Data ▸
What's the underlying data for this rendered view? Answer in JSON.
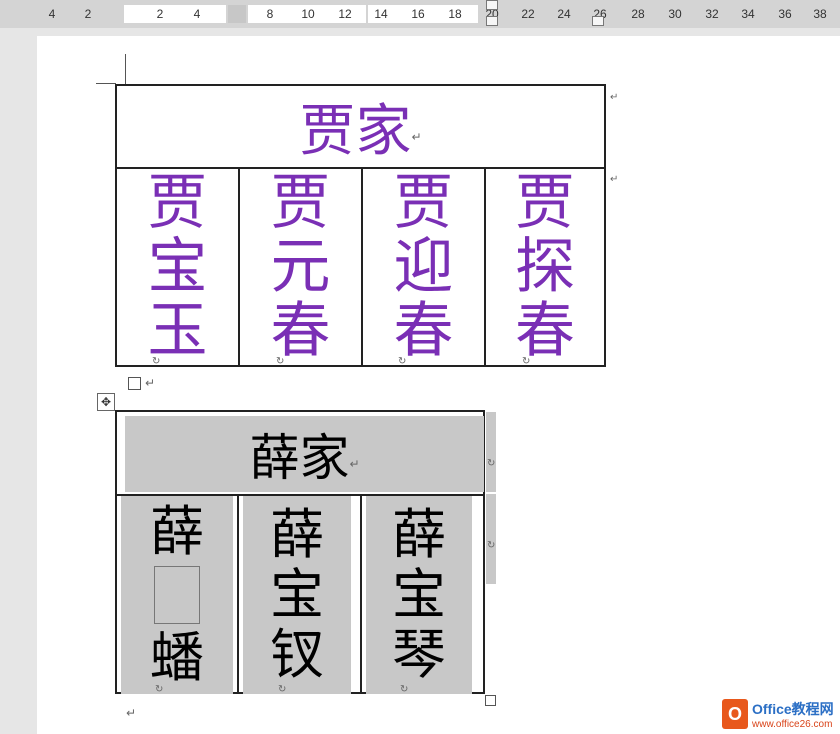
{
  "ruler": {
    "numbers": [
      "4",
      "2",
      "2",
      "4",
      "8",
      "10",
      "12",
      "14",
      "16",
      "18",
      "20",
      "22",
      "24",
      "26",
      "28",
      "30",
      "32",
      "34",
      "36",
      "38"
    ]
  },
  "table1": {
    "header": "贾家",
    "columns": [
      [
        "贾",
        "宝",
        "玉"
      ],
      [
        "贾",
        "元",
        "春"
      ],
      [
        "贾",
        "迎",
        "春"
      ],
      [
        "贾",
        "探",
        "春"
      ]
    ],
    "text_color": "#7a2fb5"
  },
  "table2": {
    "header": "薛家",
    "columns": [
      [
        "薛",
        "",
        "蟠"
      ],
      [
        "薛",
        "宝",
        "钗"
      ],
      [
        "薛",
        "宝",
        "琴"
      ]
    ],
    "shade_color": "#c8c8c8"
  },
  "marks": {
    "paragraph": "↵",
    "cell_end": "↻",
    "move_handle": "✥"
  },
  "logo": {
    "letter": "O",
    "name": "Office教程网",
    "url": "www.office26.com"
  }
}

Exercise goal ▸ Give every line back word for word and leave the pictures out.

Result for this exercise ▸
What's the underlying data for this rendered view? Answer in JSON.
{
  "ruler": {
    "numbers": [
      "4",
      "2",
      "2",
      "4",
      "8",
      "10",
      "12",
      "14",
      "16",
      "18",
      "20",
      "22",
      "24",
      "26",
      "28",
      "30",
      "32",
      "34",
      "36",
      "38"
    ]
  },
  "table1": {
    "header": "贾家",
    "columns": [
      [
        "贾",
        "宝",
        "玉"
      ],
      [
        "贾",
        "元",
        "春"
      ],
      [
        "贾",
        "迎",
        "春"
      ],
      [
        "贾",
        "探",
        "春"
      ]
    ],
    "text_color": "#7a2fb5"
  },
  "table2": {
    "header": "薛家",
    "columns": [
      [
        "薛",
        "",
        "蟠"
      ],
      [
        "薛",
        "宝",
        "钗"
      ],
      [
        "薛",
        "宝",
        "琴"
      ]
    ],
    "shade_color": "#c8c8c8"
  },
  "marks": {
    "paragraph": "↵",
    "cell_end": "↻",
    "move_handle": "✥"
  },
  "logo": {
    "letter": "O",
    "name": "Office教程网",
    "url": "www.office26.com"
  }
}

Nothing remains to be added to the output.